◆ **Required task**
Write out the whole listing again, exactly.

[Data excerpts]

+++++

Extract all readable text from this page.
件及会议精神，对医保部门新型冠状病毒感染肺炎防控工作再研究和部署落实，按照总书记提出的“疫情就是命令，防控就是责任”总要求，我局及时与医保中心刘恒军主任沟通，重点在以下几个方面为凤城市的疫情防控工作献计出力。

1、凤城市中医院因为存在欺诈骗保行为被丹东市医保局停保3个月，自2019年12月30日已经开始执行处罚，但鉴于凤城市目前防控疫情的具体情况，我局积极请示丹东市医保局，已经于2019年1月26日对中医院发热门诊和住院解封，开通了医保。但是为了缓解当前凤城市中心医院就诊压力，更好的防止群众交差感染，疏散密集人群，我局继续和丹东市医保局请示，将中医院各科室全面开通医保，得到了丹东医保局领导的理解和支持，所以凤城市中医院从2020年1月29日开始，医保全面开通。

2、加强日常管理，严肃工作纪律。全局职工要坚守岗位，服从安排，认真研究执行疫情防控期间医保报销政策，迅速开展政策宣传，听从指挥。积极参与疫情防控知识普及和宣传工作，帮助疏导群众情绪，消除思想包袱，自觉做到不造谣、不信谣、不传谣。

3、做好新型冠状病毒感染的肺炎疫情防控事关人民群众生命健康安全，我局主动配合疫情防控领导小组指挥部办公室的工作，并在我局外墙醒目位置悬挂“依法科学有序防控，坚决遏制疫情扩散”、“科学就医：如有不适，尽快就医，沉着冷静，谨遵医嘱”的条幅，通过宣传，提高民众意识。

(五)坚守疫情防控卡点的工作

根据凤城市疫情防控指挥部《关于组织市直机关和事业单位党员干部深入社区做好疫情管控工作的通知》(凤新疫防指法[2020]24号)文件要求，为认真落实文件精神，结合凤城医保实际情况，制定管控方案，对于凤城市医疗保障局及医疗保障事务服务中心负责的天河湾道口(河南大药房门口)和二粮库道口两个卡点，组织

+++++

◆ **Final result**
Extract all readable text from this page.
件及会议精神，对医保部门新型冠状病毒感染肺炎防控工作再研究和部署落实，按照总书记提出的“疫情就是命令，防控就是责任”总要求，我局及时与医保中心刘恒军主任沟通，重点在以下几个方面为凤城市的疫情防控工作献计出力。

1、凤城市中医院因为存在欺诈骗保行为被丹东市医保局停保3个月，自2019年12月30日已经开始执行处罚，但鉴于凤城市目前防控疫情的具体情况，我局积极请示丹东市医保局，已经于2019年1月26日对中医院发热门诊和住院解封，开通了医保。但是为了缓解当前凤城市中心医院就诊压力，更好的防止群众交差感染，疏散密集人群，我局继续和丹东市医保局请示，将中医院各科室全面开通医保，得到了丹东医保局领导的理解和支持，所以凤城市中医院从2020年1月29日开始，医保全面开通。

2、加强日常管理，严肃工作纪律。全局职工要坚守岗位，服从安排，认真研究执行疫情防控期间医保报销政策，迅速开展政策宣传，听从指挥。积极参与疫情防控知识普及和宣传工作，帮助疏导群众情绪，消除思想包袱，自觉做到不造谣、不信谣、不传谣。

3、做好新型冠状病毒感染的肺炎疫情防控事关人民群众生命健康安全，我局主动配合疫情防控领导小组指挥部办公室的工作，并在我局外墙醒目位置悬挂“依法科学有序防控，坚决遏制疫情扩散”、“科学就医：如有不适，尽快就医，沉着冷静，谨遵医嘱”的条幅，通过宣传，提高民众意识。

(五)坚守疫情防控卡点的工作

根据凤城市疫情防控指挥部《关于组织市直机关和事业单位党员干部深入社区做好疫情管控工作的通知》(凤新疫防指法[2020]24号)文件要求，为认真落实文件精神，结合凤城医保实际情况，制定管控方案，对于凤城市医疗保障局及医疗保障事务服务中心负责的天河湾道口(河南大药房门口)和二粮库道口两个卡点，组织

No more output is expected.